Entries
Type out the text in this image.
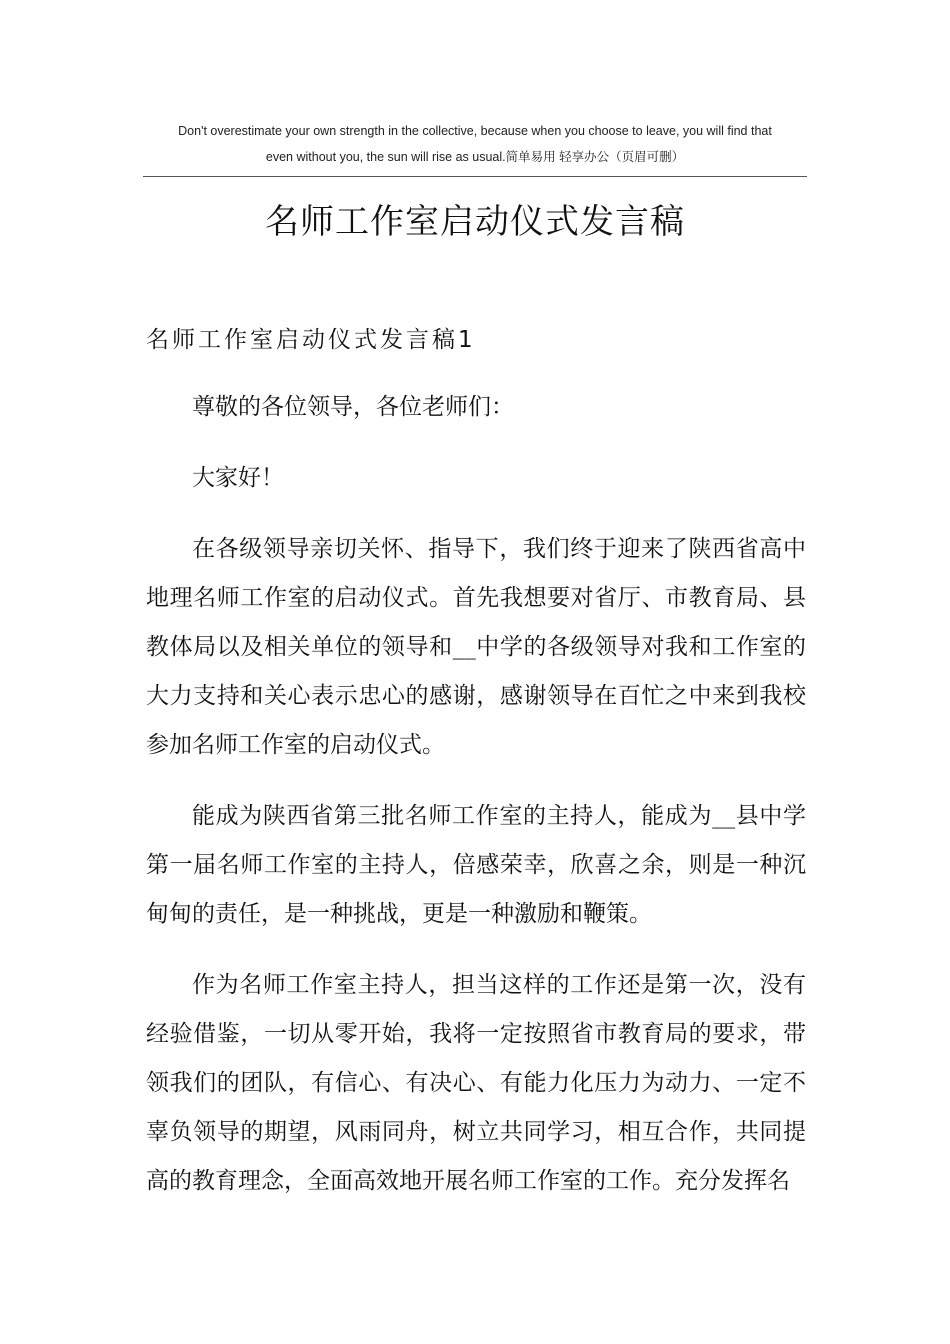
Don't overestimate your own strength in the collective, because when you choose to leave, you will find that
even without you, the sun will rise as usual.简单易用 轻享办公（页眉可删）
名师工作室启动仪式发言稿
名师工作室启动仪式发言稿1

尊敬的各位领导，各位老师们：

大家好！

在各级领导亲切关怀、指导下，我们终于迎来了陕西省高中地理名师工作室的启动仪式。首先我想要对省厅、市教育局、县教体局以及相关单位的领导和__中学的各级领导对我和工作室的大力支持和关心表示忠心的感谢，感谢领导在百忙之中来到我校参加名师工作室的启动仪式。

能成为陕西省第三批名师工作室的主持人，能成为__县中学第一届名师工作室的主持人，倍感荣幸，欣喜之余，则是一种沉甸甸的责任，是一种挑战，更是一种激励和鞭策。

作为名师工作室主持人，担当这样的工作还是第一次，没有经验借鉴，一切从零开始，我将一定按照省市教育局的要求，带领我们的团队，有信心、有决心、有能力化压力为动力、一定不辜负领导的期望，风雨同舟，树立共同学习，相互合作，共同提高的教育理念，全面高效地开展名师工作室的工作。充分发挥名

To do
Make an exact copy of every record, pictures excluded.

Task response
Type out the text in this image.
Don't overestimate your own strength in the collective, because when you choose to leave, you will find that
even without you, the sun will rise as usual.简单易用 轻享办公（页眉可删）
名师工作室启动仪式发言稿
名师工作室启动仪式发言稿1

尊敬的各位领导，各位老师们：

大家好！

在各级领导亲切关怀、指导下，我们终于迎来了陕西省高中地理名师工作室的启动仪式。首先我想要对省厅、市教育局、县教体局以及相关单位的领导和__中学的各级领导对我和工作室的大力支持和关心表示忠心的感谢，感谢领导在百忙之中来到我校参加名师工作室的启动仪式。

能成为陕西省第三批名师工作室的主持人，能成为__县中学第一届名师工作室的主持人，倍感荣幸，欣喜之余，则是一种沉甸甸的责任，是一种挑战，更是一种激励和鞭策。

作为名师工作室主持人，担当这样的工作还是第一次，没有经验借鉴，一切从零开始，我将一定按照省市教育局的要求，带领我们的团队，有信心、有决心、有能力化压力为动力、一定不辜负领导的期望，风雨同舟，树立共同学习，相互合作，共同提高的教育理念，全面高效地开展名师工作室的工作。充分发挥名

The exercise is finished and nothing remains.